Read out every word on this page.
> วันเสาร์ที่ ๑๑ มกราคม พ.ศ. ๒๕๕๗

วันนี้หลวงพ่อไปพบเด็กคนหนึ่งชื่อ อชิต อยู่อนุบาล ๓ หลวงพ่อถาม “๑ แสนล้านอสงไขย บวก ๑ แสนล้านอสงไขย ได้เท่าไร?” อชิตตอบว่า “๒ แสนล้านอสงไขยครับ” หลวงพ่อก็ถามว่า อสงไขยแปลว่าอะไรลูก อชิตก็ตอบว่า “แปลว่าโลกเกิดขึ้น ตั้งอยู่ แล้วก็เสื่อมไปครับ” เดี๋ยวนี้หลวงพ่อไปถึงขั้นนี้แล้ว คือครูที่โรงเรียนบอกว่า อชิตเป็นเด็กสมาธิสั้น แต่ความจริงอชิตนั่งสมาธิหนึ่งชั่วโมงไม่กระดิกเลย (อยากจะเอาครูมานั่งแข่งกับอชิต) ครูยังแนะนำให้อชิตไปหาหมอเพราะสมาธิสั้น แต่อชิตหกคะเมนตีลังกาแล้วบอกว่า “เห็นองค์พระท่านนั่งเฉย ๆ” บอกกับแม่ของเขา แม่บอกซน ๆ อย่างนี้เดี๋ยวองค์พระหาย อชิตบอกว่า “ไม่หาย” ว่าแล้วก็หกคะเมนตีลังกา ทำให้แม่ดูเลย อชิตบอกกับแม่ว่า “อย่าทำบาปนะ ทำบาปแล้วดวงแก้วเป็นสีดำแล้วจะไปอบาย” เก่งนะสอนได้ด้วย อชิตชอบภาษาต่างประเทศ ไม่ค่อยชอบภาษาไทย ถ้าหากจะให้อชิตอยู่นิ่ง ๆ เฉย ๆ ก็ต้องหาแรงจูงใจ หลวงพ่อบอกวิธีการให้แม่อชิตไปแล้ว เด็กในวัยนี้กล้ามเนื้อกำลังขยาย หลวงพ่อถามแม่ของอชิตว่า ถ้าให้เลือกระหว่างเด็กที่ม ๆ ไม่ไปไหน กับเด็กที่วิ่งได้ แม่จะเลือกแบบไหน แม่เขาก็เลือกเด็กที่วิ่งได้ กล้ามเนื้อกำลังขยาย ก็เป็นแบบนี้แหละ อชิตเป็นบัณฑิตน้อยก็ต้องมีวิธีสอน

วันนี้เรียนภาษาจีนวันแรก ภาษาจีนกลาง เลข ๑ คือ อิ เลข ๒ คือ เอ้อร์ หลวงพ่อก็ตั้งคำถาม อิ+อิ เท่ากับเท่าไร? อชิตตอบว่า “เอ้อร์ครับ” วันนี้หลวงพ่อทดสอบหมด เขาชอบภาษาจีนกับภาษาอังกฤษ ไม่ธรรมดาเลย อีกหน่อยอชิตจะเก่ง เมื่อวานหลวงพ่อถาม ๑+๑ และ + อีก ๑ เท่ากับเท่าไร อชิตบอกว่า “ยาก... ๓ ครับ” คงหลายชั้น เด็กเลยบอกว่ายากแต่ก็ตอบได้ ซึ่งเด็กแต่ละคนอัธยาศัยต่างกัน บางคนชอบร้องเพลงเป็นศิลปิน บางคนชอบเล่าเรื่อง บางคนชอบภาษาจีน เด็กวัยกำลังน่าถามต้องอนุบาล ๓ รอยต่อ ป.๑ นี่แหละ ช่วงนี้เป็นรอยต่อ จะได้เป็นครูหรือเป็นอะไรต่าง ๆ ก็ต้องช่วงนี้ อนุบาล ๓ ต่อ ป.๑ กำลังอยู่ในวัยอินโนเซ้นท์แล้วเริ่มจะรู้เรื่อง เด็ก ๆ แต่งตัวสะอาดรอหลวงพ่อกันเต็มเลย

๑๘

⁂

## The task
Pull out all lines containing "แหละ".

## Problem solution
วันนี้หลวงพ่อไปพบเด็กคนหนึ่งชื่อ อชิต อยู่อนุบาล ๓ หลวงพ่อถาม “๑ แสนล้านอสงไขย บวก ๑ แสนล้านอสงไขย ได้เท่าไร?” อชิตตอบว่า “๒ แสนล้านอสงไขยครับ” หลวงพ่อก็ถามว่า อสงไขยแปลว่าอะไรลูก อชิตก็ตอบว่า “แปลว่าโลกเกิดขึ้น ตั้งอยู่ แล้วก็เสื่อมไปครับ” เดี๋ยวนี้หลวงพ่อไปถึงขั้นนี้แล้ว คือครูที่โรงเรียนบอกว่า อชิตเป็นเด็กสมาธิสั้น แต่ความจริงอชิตนั่งสมาธิหนึ่งชั่วโมงไม่กระดิกเลย (อยากจะเอาครูมานั่งแข่งกับอชิต) ครูยังแนะนำให้อชิตไปหาหมอเพราะสมาธิสั้น แต่อชิตหกคะเมนตีลังกาแล้วบอกว่า “เห็นองค์พระท่านนั่งเฉย ๆ” บอกกับแม่ของเขา แม่บอกซน ๆ อย่างนี้เดี๋ยวองค์พระหาย อชิตบอกว่า “ไม่หาย” ว่าแล้วก็หกคะเมนตีลังกา ทำให้แม่ดูเลย อชิตบอกกับแม่ว่า “อย่าทำบาปนะ ทำบาปแล้วดวงแก้วเป็นสีดำแล้วจะไปอบาย” เก่งนะสอนได้ด้วย อชิตชอบภาษาต่างประเทศ ไม่ค่อยชอบภาษาไทย ถ้าหากจะให้อชิตอยู่นิ่ง ๆ เฉย ๆ ก็ต้องหาแรงจูงใจ หลวงพ่อบอกวิธีการให้แม่อชิตไปแล้ว เด็กในวัยนี้กล้ามเนื้อกำลังขยาย หลวงพ่อถามแม่ของอชิตว่า ถ้าให้เลือกระหว่างเด็กที่ม ๆ ไม่ไปไหน กับเด็กที่วิ่งได้ แม่จะเลือกแบบไหน แม่เขาก็เลือกเด็กที่วิ่งได้ กล้ามเนื้อกำลังขยาย ก็เป็นแบบนี้แหละ อชิตเป็นบัณฑิตน้อยก็ต้องมีวิธีสอน
วันนี้เรียนภาษาจีนวันแรก ภาษาจีนกลาง เลข ๑ คือ อิ เลข ๒ คือ เอ้อร์ หลวงพ่อก็ตั้งคำถาม อิ+อิ เท่ากับเท่าไร? อชิตตอบว่า “เอ้อร์ครับ” วันนี้หลวงพ่อทดสอบหมด เขาชอบภาษาจีนกับภาษาอังกฤษ ไม่ธรรมดาเลย อีกหน่อยอชิตจะเก่ง เมื่อวานหลวงพ่อถาม ๑+๑ และ + อีก ๑ เท่ากับเท่าไร อชิตบอกว่า “ยาก... ๓ ครับ” คงหลายชั้น เด็กเลยบอกว่ายากแต่ก็ตอบได้ ซึ่งเด็กแต่ละคนอัธยาศัยต่างกัน บางคนชอบร้องเพลงเป็นศิลปิน บางคนชอบเล่าเรื่อง บางคนชอบภาษาจีน เด็กวัยกำลังน่าถามต้องอนุบาล ๓ รอยต่อ ป.๑ นี่แหละ ช่วงนี้เป็นรอยต่อ จะได้เป็นครูหรือเป็นอะไรต่าง ๆ ก็ต้องช่วงนี้ อนุบาล ๓ ต่อ ป.๑ กำลังอยู่ในวัยอินโนเซ้นท์แล้วเริ่มจะรู้เรื่อง เด็ก ๆ แต่งตัวสะอาดรอหลวงพ่อกันเต็มเลย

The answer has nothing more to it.